Verbatim output of all the material below is required.

====== Recorded data ======

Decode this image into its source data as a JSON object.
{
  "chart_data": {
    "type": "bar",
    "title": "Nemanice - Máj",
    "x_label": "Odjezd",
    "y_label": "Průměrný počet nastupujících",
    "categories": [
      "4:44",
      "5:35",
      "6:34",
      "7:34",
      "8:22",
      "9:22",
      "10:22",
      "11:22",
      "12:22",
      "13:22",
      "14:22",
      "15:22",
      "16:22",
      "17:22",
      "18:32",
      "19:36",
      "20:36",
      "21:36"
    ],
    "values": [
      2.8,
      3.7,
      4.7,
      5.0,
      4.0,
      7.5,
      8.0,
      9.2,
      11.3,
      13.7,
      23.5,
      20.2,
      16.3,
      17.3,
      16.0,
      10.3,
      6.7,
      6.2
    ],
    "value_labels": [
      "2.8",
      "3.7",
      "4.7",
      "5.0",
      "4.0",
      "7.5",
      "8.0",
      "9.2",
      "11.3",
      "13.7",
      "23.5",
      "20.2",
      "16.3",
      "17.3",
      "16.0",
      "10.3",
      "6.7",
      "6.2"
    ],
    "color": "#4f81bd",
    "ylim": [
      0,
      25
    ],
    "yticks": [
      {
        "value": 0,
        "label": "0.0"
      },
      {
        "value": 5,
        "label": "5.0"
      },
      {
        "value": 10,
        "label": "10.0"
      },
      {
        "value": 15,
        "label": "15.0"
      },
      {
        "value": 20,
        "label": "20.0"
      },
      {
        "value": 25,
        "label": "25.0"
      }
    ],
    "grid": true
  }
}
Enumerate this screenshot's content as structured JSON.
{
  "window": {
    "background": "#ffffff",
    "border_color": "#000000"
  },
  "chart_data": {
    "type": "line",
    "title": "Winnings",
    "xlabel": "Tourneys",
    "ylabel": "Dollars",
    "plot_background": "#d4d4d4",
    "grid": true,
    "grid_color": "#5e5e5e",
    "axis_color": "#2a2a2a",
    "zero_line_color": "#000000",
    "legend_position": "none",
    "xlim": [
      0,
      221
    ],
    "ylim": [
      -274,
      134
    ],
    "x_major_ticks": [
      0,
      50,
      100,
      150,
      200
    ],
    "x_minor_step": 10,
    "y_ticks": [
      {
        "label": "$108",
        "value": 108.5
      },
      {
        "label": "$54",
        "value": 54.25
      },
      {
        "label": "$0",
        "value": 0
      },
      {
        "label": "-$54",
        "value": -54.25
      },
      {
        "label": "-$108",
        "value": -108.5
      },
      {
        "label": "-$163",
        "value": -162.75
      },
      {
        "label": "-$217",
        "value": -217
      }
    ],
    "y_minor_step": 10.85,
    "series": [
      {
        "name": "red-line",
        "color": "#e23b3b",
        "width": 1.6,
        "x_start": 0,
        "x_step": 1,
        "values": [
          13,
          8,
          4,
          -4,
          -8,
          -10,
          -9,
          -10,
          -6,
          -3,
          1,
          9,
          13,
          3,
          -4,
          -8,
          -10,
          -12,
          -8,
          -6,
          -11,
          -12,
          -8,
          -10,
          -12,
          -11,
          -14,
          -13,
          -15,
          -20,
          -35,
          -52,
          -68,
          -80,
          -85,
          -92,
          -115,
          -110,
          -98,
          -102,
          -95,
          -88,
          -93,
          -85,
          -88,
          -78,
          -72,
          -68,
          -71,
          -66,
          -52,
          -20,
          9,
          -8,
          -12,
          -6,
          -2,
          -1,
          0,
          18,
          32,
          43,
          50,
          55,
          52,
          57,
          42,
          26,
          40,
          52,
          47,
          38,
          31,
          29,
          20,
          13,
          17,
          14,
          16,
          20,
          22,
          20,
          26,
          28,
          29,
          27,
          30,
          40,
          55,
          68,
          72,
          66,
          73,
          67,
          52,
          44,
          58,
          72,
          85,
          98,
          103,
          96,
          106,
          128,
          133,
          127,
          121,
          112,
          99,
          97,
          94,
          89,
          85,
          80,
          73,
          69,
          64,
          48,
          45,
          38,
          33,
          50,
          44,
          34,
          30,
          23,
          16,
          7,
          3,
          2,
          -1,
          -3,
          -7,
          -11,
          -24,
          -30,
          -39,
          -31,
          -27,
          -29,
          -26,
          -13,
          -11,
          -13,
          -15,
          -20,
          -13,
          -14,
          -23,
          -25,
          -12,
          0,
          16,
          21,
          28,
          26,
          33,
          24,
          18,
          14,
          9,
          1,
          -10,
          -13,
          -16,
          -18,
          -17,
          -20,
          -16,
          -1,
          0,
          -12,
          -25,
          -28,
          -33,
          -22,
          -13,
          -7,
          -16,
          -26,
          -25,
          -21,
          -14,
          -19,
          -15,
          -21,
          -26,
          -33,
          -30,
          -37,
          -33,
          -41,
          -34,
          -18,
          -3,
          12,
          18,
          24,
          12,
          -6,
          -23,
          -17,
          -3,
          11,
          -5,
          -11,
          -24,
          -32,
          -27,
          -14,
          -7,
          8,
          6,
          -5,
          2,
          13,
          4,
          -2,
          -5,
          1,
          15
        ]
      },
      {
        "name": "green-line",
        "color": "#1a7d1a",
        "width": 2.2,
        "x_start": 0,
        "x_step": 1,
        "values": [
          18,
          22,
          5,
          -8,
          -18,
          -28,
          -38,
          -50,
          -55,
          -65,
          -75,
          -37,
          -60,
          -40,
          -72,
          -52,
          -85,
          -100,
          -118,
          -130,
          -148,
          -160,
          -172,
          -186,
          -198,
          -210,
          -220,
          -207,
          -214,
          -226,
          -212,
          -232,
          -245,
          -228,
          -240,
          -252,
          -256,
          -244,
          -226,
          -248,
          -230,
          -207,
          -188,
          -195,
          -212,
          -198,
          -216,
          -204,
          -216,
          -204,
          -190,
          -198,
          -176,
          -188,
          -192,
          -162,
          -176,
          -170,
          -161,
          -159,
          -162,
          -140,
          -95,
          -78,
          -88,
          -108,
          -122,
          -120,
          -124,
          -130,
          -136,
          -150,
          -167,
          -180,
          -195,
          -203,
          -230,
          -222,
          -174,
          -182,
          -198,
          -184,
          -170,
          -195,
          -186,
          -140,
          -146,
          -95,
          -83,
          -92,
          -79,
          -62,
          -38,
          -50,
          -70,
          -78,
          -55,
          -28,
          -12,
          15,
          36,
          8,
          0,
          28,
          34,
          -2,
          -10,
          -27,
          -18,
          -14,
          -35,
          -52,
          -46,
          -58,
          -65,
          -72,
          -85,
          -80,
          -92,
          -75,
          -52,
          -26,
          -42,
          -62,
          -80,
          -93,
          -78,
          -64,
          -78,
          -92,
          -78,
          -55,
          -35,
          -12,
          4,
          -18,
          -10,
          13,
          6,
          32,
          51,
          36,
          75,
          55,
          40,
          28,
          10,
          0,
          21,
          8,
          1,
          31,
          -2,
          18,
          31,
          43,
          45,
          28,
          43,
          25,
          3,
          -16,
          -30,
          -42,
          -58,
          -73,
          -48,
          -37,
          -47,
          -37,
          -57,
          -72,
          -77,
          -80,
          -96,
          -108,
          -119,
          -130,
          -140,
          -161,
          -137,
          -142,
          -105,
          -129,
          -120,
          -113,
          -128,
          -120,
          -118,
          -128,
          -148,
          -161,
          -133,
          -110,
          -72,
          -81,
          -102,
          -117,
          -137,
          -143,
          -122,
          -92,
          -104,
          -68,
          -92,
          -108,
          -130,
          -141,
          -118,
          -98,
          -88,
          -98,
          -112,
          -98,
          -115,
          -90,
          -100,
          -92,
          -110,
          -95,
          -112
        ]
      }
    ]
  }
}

======

Exercise result
Decode this image into its source data as a JSON object.
{
  "chart_data": {
    "type": "bar",
    "title": "Nemanice - Máj",
    "x_label": "Odjezd",
    "y_label": "Průměrný počet nastupujících",
    "categories": [
      "4:44",
      "5:35",
      "6:34",
      "7:34",
      "8:22",
      "9:22",
      "10:22",
      "11:22",
      "12:22",
      "13:22",
      "14:22",
      "15:22",
      "16:22",
      "17:22",
      "18:32",
      "19:36",
      "20:36",
      "21:36"
    ],
    "values": [
      2.8,
      3.7,
      4.7,
      5.0,
      4.0,
      7.5,
      8.0,
      9.2,
      11.3,
      13.7,
      23.5,
      20.2,
      16.3,
      17.3,
      16.0,
      10.3,
      6.7,
      6.2
    ],
    "value_labels": [
      "2.8",
      "3.7",
      "4.7",
      "5.0",
      "4.0",
      "7.5",
      "8.0",
      "9.2",
      "11.3",
      "13.7",
      "23.5",
      "20.2",
      "16.3",
      "17.3",
      "16.0",
      "10.3",
      "6.7",
      "6.2"
    ],
    "color": "#4f81bd",
    "ylim": [
      0,
      25
    ],
    "yticks": [
      {
        "value": 0,
        "label": "0.0"
      },
      {
        "value": 5,
        "label": "5.0"
      },
      {
        "value": 10,
        "label": "10.0"
      },
      {
        "value": 15,
        "label": "15.0"
      },
      {
        "value": 20,
        "label": "20.0"
      },
      {
        "value": 25,
        "label": "25.0"
      }
    ],
    "grid": true
  }
}
Enumerate this screenshot's content as structured JSON.
{
  "window": {
    "background": "#ffffff",
    "border_color": "#000000"
  },
  "chart_data": {
    "type": "line",
    "title": "Winnings",
    "xlabel": "Tourneys",
    "ylabel": "Dollars",
    "plot_background": "#d4d4d4",
    "grid": true,
    "grid_color": "#5e5e5e",
    "axis_color": "#2a2a2a",
    "zero_line_color": "#000000",
    "legend_position": "none",
    "xlim": [
      0,
      221
    ],
    "ylim": [
      -274,
      134
    ],
    "x_major_ticks": [
      0,
      50,
      100,
      150,
      200
    ],
    "x_minor_step": 10,
    "y_ticks": [
      {
        "label": "$108",
        "value": 108.5
      },
      {
        "label": "$54",
        "value": 54.25
      },
      {
        "label": "$0",
        "value": 0
      },
      {
        "label": "-$54",
        "value": -54.25
      },
      {
        "label": "-$108",
        "value": -108.5
      },
      {
        "label": "-$163",
        "value": -162.75
      },
      {
        "label": "-$217",
        "value": -217
      }
    ],
    "y_minor_step": 10.85,
    "series": [
      {
        "name": "red-line",
        "color": "#e23b3b",
        "width": 1.6,
        "x_start": 0,
        "x_step": 1,
        "values": [
          13,
          8,
          4,
          -4,
          -8,
          -10,
          -9,
          -10,
          -6,
          -3,
          1,
          9,
          13,
          3,
          -4,
          -8,
          -10,
          -12,
          -8,
          -6,
          -11,
          -12,
          -8,
          -10,
          -12,
          -11,
          -14,
          -13,
          -15,
          -20,
          -35,
          -52,
          -68,
          -80,
          -85,
          -92,
          -115,
          -110,
          -98,
          -102,
          -95,
          -88,
          -93,
          -85,
          -88,
          -78,
          -72,
          -68,
          -71,
          -66,
          -52,
          -20,
          9,
          -8,
          -12,
          -6,
          -2,
          -1,
          0,
          18,
          32,
          43,
          50,
          55,
          52,
          57,
          42,
          26,
          40,
          52,
          47,
          38,
          31,
          29,
          20,
          13,
          17,
          14,
          16,
          20,
          22,
          20,
          26,
          28,
          29,
          27,
          30,
          40,
          55,
          68,
          72,
          66,
          73,
          67,
          52,
          44,
          58,
          72,
          85,
          98,
          103,
          96,
          106,
          128,
          133,
          127,
          121,
          112,
          99,
          97,
          94,
          89,
          85,
          80,
          73,
          69,
          64,
          48,
          45,
          38,
          33,
          50,
          44,
          34,
          30,
          23,
          16,
          7,
          3,
          2,
          -1,
          -3,
          -7,
          -11,
          -24,
          -30,
          -39,
          -31,
          -27,
          -29,
          -26,
          -13,
          -11,
          -13,
          -15,
          -20,
          -13,
          -14,
          -23,
          -25,
          -12,
          0,
          16,
          21,
          28,
          26,
          33,
          24,
          18,
          14,
          9,
          1,
          -10,
          -13,
          -16,
          -18,
          -17,
          -20,
          -16,
          -1,
          0,
          -12,
          -25,
          -28,
          -33,
          -22,
          -13,
          -7,
          -16,
          -26,
          -25,
          -21,
          -14,
          -19,
          -15,
          -21,
          -26,
          -33,
          -30,
          -37,
          -33,
          -41,
          -34,
          -18,
          -3,
          12,
          18,
          24,
          12,
          -6,
          -23,
          -17,
          -3,
          11,
          -5,
          -11,
          -24,
          -32,
          -27,
          -14,
          -7,
          8,
          6,
          -5,
          2,
          13,
          4,
          -2,
          -5,
          1,
          15
        ]
      },
      {
        "name": "green-line",
        "color": "#1a7d1a",
        "width": 2.2,
        "x_start": 0,
        "x_step": 1,
        "values": [
          18,
          22,
          5,
          -8,
          -18,
          -28,
          -38,
          -50,
          -55,
          -65,
          -75,
          -37,
          -60,
          -40,
          -72,
          -52,
          -85,
          -100,
          -118,
          -130,
          -148,
          -160,
          -172,
          -186,
          -198,
          -210,
          -220,
          -207,
          -214,
          -226,
          -212,
          -232,
          -245,
          -228,
          -240,
          -252,
          -256,
          -244,
          -226,
          -248,
          -230,
          -207,
          -188,
          -195,
          -212,
          -198,
          -216,
          -204,
          -216,
          -204,
          -190,
          -198,
          -176,
          -188,
          -192,
          -162,
          -176,
          -170,
          -161,
          -159,
          -162,
          -140,
          -95,
          -78,
          -88,
          -108,
          -122,
          -120,
          -124,
          -130,
          -136,
          -150,
          -167,
          -180,
          -195,
          -203,
          -230,
          -222,
          -174,
          -182,
          -198,
          -184,
          -170,
          -195,
          -186,
          -140,
          -146,
          -95,
          -83,
          -92,
          -79,
          -62,
          -38,
          -50,
          -70,
          -78,
          -55,
          -28,
          -12,
          15,
          36,
          8,
          0,
          28,
          34,
          -2,
          -10,
          -27,
          -18,
          -14,
          -35,
          -52,
          -46,
          -58,
          -65,
          -72,
          -85,
          -80,
          -92,
          -75,
          -52,
          -26,
          -42,
          -62,
          -80,
          -93,
          -78,
          -64,
          -78,
          -92,
          -78,
          -55,
          -35,
          -12,
          4,
          -18,
          -10,
          13,
          6,
          32,
          51,
          36,
          75,
          55,
          40,
          28,
          10,
          0,
          21,
          8,
          1,
          31,
          -2,
          18,
          31,
          43,
          45,
          28,
          43,
          25,
          3,
          -16,
          -30,
          -42,
          -58,
          -73,
          -48,
          -37,
          -47,
          -37,
          -57,
          -72,
          -77,
          -80,
          -96,
          -108,
          -119,
          -130,
          -140,
          -161,
          -137,
          -142,
          -105,
          -129,
          -120,
          -113,
          -128,
          -120,
          -118,
          -128,
          -148,
          -161,
          -133,
          -110,
          -72,
          -81,
          -102,
          -117,
          -137,
          -143,
          -122,
          -92,
          -104,
          -68,
          -92,
          -108,
          -130,
          -141,
          -118,
          -98,
          -88,
          -98,
          -112,
          -98,
          -115,
          -90,
          -100,
          -92,
          -110,
          -95,
          -112
        ]
      }
    ]
  }
}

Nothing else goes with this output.